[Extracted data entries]

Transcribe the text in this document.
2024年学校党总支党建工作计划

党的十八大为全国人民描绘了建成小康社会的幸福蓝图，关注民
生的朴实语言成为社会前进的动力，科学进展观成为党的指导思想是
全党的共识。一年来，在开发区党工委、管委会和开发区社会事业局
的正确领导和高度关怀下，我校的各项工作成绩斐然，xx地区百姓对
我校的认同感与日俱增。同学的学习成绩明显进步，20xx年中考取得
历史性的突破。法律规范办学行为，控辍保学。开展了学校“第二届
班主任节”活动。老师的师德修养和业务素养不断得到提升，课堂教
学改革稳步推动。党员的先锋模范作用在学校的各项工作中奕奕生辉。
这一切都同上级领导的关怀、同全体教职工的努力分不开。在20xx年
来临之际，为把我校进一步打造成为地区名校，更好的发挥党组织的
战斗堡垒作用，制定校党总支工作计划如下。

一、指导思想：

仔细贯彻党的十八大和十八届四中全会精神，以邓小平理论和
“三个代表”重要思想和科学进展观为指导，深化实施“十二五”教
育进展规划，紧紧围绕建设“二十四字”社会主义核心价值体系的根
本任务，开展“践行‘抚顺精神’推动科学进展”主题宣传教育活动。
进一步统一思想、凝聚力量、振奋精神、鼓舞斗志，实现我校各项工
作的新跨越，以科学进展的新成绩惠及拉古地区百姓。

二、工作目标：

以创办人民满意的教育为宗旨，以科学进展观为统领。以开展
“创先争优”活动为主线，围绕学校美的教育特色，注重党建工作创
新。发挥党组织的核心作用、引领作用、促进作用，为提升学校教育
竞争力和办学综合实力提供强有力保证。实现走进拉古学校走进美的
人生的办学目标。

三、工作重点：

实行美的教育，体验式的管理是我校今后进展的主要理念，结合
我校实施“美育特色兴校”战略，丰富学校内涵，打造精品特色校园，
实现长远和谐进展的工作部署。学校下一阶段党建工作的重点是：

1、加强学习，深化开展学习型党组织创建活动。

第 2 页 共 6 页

WHAT TO DO
Give an exact repetition of all the material.

SOLUTION TO THIS EXERCISE
Transcribe the text in this document.
2024年学校党总支党建工作计划

党的十八大为全国人民描绘了建成小康社会的幸福蓝图，关注民
生的朴实语言成为社会前进的动力，科学进展观成为党的指导思想是
全党的共识。一年来，在开发区党工委、管委会和开发区社会事业局
的正确领导和高度关怀下，我校的各项工作成绩斐然，xx地区百姓对
我校的认同感与日俱增。同学的学习成绩明显进步，20xx年中考取得
历史性的突破。法律规范办学行为，控辍保学。开展了学校“第二届
班主任节”活动。老师的师德修养和业务素养不断得到提升，课堂教
学改革稳步推动。党员的先锋模范作用在学校的各项工作中奕奕生辉。
这一切都同上级领导的关怀、同全体教职工的努力分不开。在20xx年
来临之际，为把我校进一步打造成为地区名校，更好的发挥党组织的
战斗堡垒作用，制定校党总支工作计划如下。

一、指导思想：

仔细贯彻党的十八大和十八届四中全会精神，以邓小平理论和
“三个代表”重要思想和科学进展观为指导，深化实施“十二五”教
育进展规划，紧紧围绕建设“二十四字”社会主义核心价值体系的根
本任务，开展“践行‘抚顺精神’推动科学进展”主题宣传教育活动。
进一步统一思想、凝聚力量、振奋精神、鼓舞斗志，实现我校各项工
作的新跨越，以科学进展的新成绩惠及拉古地区百姓。

二、工作目标：

以创办人民满意的教育为宗旨，以科学进展观为统领。以开展
“创先争优”活动为主线，围绕学校美的教育特色，注重党建工作创
新。发挥党组织的核心作用、引领作用、促进作用，为提升学校教育
竞争力和办学综合实力提供强有力保证。实现走进拉古学校走进美的
人生的办学目标。

三、工作重点：

实行美的教育，体验式的管理是我校今后进展的主要理念，结合
我校实施“美育特色兴校”战略，丰富学校内涵，打造精品特色校园，
实现长远和谐进展的工作部署。学校下一阶段党建工作的重点是：

1、加强学习，深化开展学习型党组织创建活动。

第 2 页 共 6 页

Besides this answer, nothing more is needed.